> [Required work]
Transcribe the listing in full, excluding any pictures.

> [Entries]
+---+

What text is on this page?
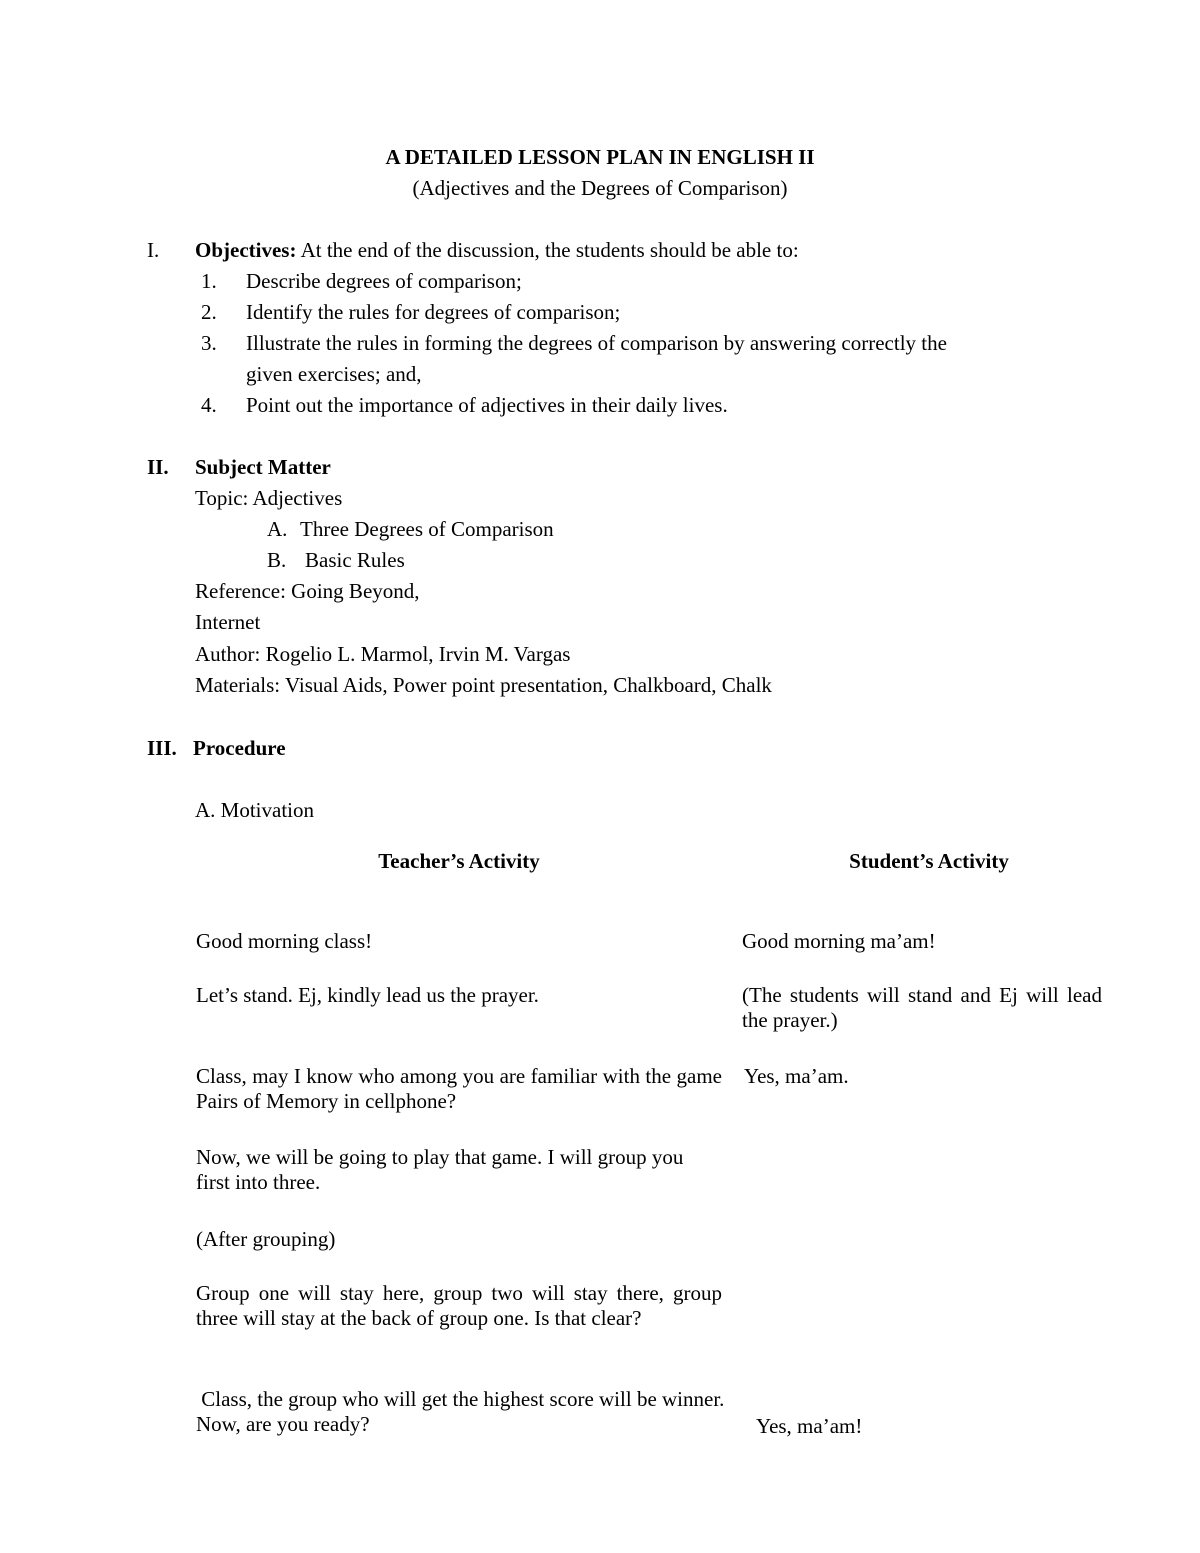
A DETAILED LESSON PLAN IN ENGLISH II
(Adjectives and the Degrees of Comparison)
I. Objectives: At the end of the discussion, the students should be able to:
1. Describe degrees of comparison;
2. Identify the rules for degrees of comparison;
3. Illustrate the rules in forming the degrees of comparison by answering correctly the
given exercises; and,
4. Point out the importance of adjectives in their daily lives.
II. Subject Matter
Topic: Adjectives
A. Three Degrees of Comparison
B. Basic Rules
Reference: Going Beyond,
Internet
Author: Rogelio L. Marmol, Irvin M. Vargas
Materials: Visual Aids, Power point presentation, Chalkboard, Chalk
III. Procedure
A. Motivation
Teacher’s Activity	Student’s Activity
Good morning class!
Let’s stand. Ej, kindly lead us the prayer.
Class, may I know who among you are familiar with the game Pairs of Memory in cellphone?
Now, we will be going to play that game. I will group you first into three.
(After grouping)
Group one will stay here, group two will stay there, group three will stay at the back of group one. Is that clear?
Class, the group who will get the highest score will be winner. Now, are you ready?
Good morning ma’am!
(The students will stand and Ej will lead the prayer.)
Yes, ma’am.
Yes, ma’am!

+---+

> [Task response]
What text is on this page?
A DETAILED LESSON PLAN IN ENGLISH II
(Adjectives and the Degrees of Comparison)
I. Objectives: At the end of the discussion, the students should be able to:
1. Describe degrees of comparison;
2. Identify the rules for degrees of comparison;
3. Illustrate the rules in forming the degrees of comparison by answering correctly the
given exercises; and,
4. Point out the importance of adjectives in their daily lives.
II. Subject Matter
Topic: Adjectives
A. Three Degrees of Comparison
B. Basic Rules
Reference: Going Beyond,
Internet
Author: Rogelio L. Marmol, Irvin M. Vargas
Materials: Visual Aids, Power point presentation, Chalkboard, Chalk
III. Procedure
A. Motivation
Teacher’s Activity	Student’s Activity
Good morning class!
Let’s stand. Ej, kindly lead us the prayer.
Class, may I know who among you are familiar with the game Pairs of Memory in cellphone?
Now, we will be going to play that game. I will group you first into three.
(After grouping)
Group one will stay here, group two will stay there, group three will stay at the back of group one. Is that clear?
Class, the group who will get the highest score will be winner. Now, are you ready?
Good morning ma’am!
(The students will stand and Ej will lead the prayer.)
Yes, ma’am.
Yes, ma’am!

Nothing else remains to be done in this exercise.